## start Supplied information
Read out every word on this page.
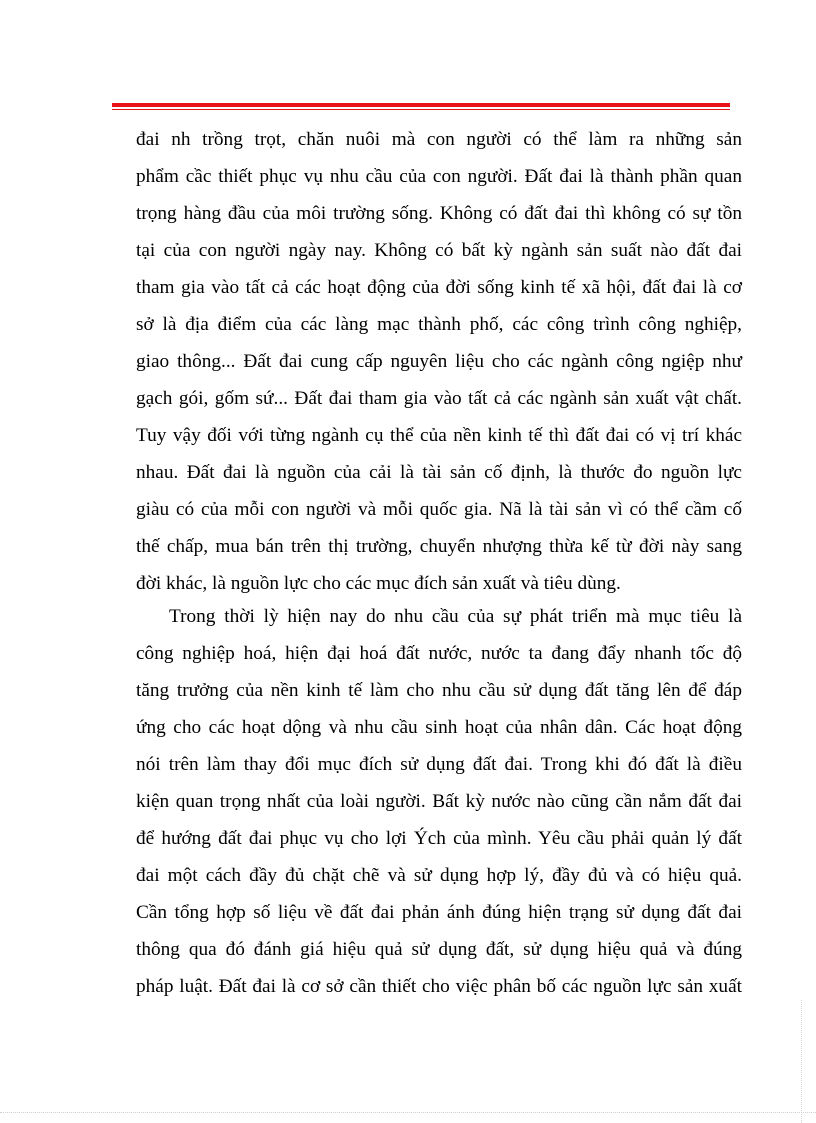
đai nh trồng trọt, chăn nuôi mà con người có thể làm ra những sản
phẩm cầc thiết phục vụ nhu cầu của con người. Đất đai là thành phần quan
trọng hàng đầu của môi trường sống. Không có đất đai thì không có sự tồn
tại của con người ngày nay. Không có bất kỳ ngành sản suất nào đất đai
tham gia vào tất cả các hoạt động của đời sống kinh tế xã hội, đất đai là cơ
sở là địa điểm của các làng mạc thành phố, các công trình công nghiệp,
giao thông... Đất đai cung cấp nguyên liệu cho các ngành công ngiệp như
gạch gói, gốm sứ... Đất đai tham gia vào tất cả các ngành sản xuất vật chất.
Tuy vậy đối với từng ngành cụ thể của nền kinh tế thì đất đai có vị trí khác
nhau. Đất đai là nguồn của cải là tài sản cố định, là thước đo nguồn lực
giàu có của mỗi con người và mỗi quốc gia. Nã là tài sản vì có thể cầm cố
thế chấp, mua bán trên thị trường, chuyển nhượng thừa kế từ đời này sang
đời khác, là nguồn lực cho các mục đích sản xuất và tiêu dùng.
Trong thời lỳ hiện nay do nhu cầu của sự phát triển mà mục tiêu là
công nghiệp hoá, hiện đại hoá đất nước, nước ta đang đẩy nhanh tốc độ
tăng trưởng của nền kinh tế làm cho nhu cầu sử dụng đất tăng lên để đáp
ứng cho các hoạt dộng và nhu cầu sinh hoạt của nhân dân. Các hoạt động
nói trên làm thay đổi mục đích sử dụng đất đai. Trong khi đó đất là điều
kiện quan trọng nhất của loài người. Bất kỳ nước nào cũng cần nắm đất đai
để hướng đất đai phục vụ cho lợi Ých của mình. Yêu cầu phải quản lý đất
đai một cách đầy đủ chặt chẽ và sử dụng hợp lý, đầy đủ và có hiệu quả.
Cần tổng hợp số liệu về đất đai phản ánh đúng hiện trạng sử dụng đất đai
thông qua đó đánh giá hiệu quả sử dụng đất, sử dụng hiệu quả và đúng
pháp luật. Đất đai là cơ sở cần thiết cho việc phân bố các nguồn lực sản xuất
## end Supplied information
* **What to work on**
Transcribe all the data word for word; the images stay out.

* **Task response**
Read out every word on this page.
đai nh trồng trọt, chăn nuôi mà con người có thể làm ra những sản
phẩm cầc thiết phục vụ nhu cầu của con người. Đất đai là thành phần quan
trọng hàng đầu của môi trường sống. Không có đất đai thì không có sự tồn
tại của con người ngày nay. Không có bất kỳ ngành sản suất nào đất đai
tham gia vào tất cả các hoạt động của đời sống kinh tế xã hội, đất đai là cơ
sở là địa điểm của các làng mạc thành phố, các công trình công nghiệp,
giao thông... Đất đai cung cấp nguyên liệu cho các ngành công ngiệp như
gạch gói, gốm sứ... Đất đai tham gia vào tất cả các ngành sản xuất vật chất.
Tuy vậy đối với từng ngành cụ thể của nền kinh tế thì đất đai có vị trí khác
nhau. Đất đai là nguồn của cải là tài sản cố định, là thước đo nguồn lực
giàu có của mỗi con người và mỗi quốc gia. Nã là tài sản vì có thể cầm cố
thế chấp, mua bán trên thị trường, chuyển nhượng thừa kế từ đời này sang
đời khác, là nguồn lực cho các mục đích sản xuất và tiêu dùng.
Trong thời lỳ hiện nay do nhu cầu của sự phát triển mà mục tiêu là
công nghiệp hoá, hiện đại hoá đất nước, nước ta đang đẩy nhanh tốc độ
tăng trưởng của nền kinh tế làm cho nhu cầu sử dụng đất tăng lên để đáp
ứng cho các hoạt dộng và nhu cầu sinh hoạt của nhân dân. Các hoạt động
nói trên làm thay đổi mục đích sử dụng đất đai. Trong khi đó đất là điều
kiện quan trọng nhất của loài người. Bất kỳ nước nào cũng cần nắm đất đai
để hướng đất đai phục vụ cho lợi Ých của mình. Yêu cầu phải quản lý đất
đai một cách đầy đủ chặt chẽ và sử dụng hợp lý, đầy đủ và có hiệu quả.
Cần tổng hợp số liệu về đất đai phản ánh đúng hiện trạng sử dụng đất đai
thông qua đó đánh giá hiệu quả sử dụng đất, sử dụng hiệu quả và đúng
pháp luật. Đất đai là cơ sở cần thiết cho việc phân bố các nguồn lực sản xuất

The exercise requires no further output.